Dataset entries on figures

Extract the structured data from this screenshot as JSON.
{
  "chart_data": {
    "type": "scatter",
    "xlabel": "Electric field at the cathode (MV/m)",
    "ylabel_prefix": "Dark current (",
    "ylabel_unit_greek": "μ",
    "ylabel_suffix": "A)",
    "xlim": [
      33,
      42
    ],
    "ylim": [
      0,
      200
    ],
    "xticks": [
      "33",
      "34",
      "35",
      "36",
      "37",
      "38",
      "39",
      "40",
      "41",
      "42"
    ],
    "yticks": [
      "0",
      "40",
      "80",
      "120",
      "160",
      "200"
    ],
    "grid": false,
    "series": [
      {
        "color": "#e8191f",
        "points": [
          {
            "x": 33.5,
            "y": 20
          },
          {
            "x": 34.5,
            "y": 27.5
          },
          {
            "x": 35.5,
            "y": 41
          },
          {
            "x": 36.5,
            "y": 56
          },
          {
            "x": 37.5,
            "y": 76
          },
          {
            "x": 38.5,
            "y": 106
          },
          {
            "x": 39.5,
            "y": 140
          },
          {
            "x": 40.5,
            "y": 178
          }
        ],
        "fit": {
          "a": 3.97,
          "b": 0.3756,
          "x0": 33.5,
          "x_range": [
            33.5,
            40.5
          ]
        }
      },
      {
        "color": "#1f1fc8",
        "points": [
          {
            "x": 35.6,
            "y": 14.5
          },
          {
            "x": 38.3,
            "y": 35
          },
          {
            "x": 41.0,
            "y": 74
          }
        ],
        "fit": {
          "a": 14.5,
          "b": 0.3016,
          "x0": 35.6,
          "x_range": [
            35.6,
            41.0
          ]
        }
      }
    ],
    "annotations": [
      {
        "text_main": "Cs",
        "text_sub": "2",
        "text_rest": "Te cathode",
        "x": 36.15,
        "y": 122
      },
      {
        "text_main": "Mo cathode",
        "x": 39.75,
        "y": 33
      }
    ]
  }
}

--

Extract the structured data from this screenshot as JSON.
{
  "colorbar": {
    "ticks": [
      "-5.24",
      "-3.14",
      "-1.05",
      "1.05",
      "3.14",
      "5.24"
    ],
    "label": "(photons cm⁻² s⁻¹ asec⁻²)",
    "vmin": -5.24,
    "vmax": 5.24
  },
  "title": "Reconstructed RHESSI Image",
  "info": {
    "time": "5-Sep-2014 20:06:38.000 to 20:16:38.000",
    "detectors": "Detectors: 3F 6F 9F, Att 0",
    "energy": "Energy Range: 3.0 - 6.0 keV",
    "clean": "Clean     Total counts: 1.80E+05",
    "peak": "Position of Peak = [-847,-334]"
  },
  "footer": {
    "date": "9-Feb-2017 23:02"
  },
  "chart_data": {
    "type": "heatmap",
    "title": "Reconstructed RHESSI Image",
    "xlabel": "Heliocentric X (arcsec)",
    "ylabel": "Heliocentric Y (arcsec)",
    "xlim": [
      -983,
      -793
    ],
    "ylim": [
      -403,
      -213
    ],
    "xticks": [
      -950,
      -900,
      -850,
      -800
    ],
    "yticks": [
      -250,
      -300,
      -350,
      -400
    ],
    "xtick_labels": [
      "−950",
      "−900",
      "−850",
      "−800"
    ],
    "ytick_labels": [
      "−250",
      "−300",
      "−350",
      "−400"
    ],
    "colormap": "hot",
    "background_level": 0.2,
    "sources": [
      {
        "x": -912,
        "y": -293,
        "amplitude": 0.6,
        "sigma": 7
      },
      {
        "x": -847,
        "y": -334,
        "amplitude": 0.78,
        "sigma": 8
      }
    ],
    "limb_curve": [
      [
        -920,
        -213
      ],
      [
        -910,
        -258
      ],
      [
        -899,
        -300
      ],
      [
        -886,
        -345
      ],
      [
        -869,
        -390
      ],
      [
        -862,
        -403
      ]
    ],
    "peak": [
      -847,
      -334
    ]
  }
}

*TASK REQUIREMENTS:*
Among the lines of the material above, how many include the string "title"? Report only that number.

*TASK SOLUTION:*
2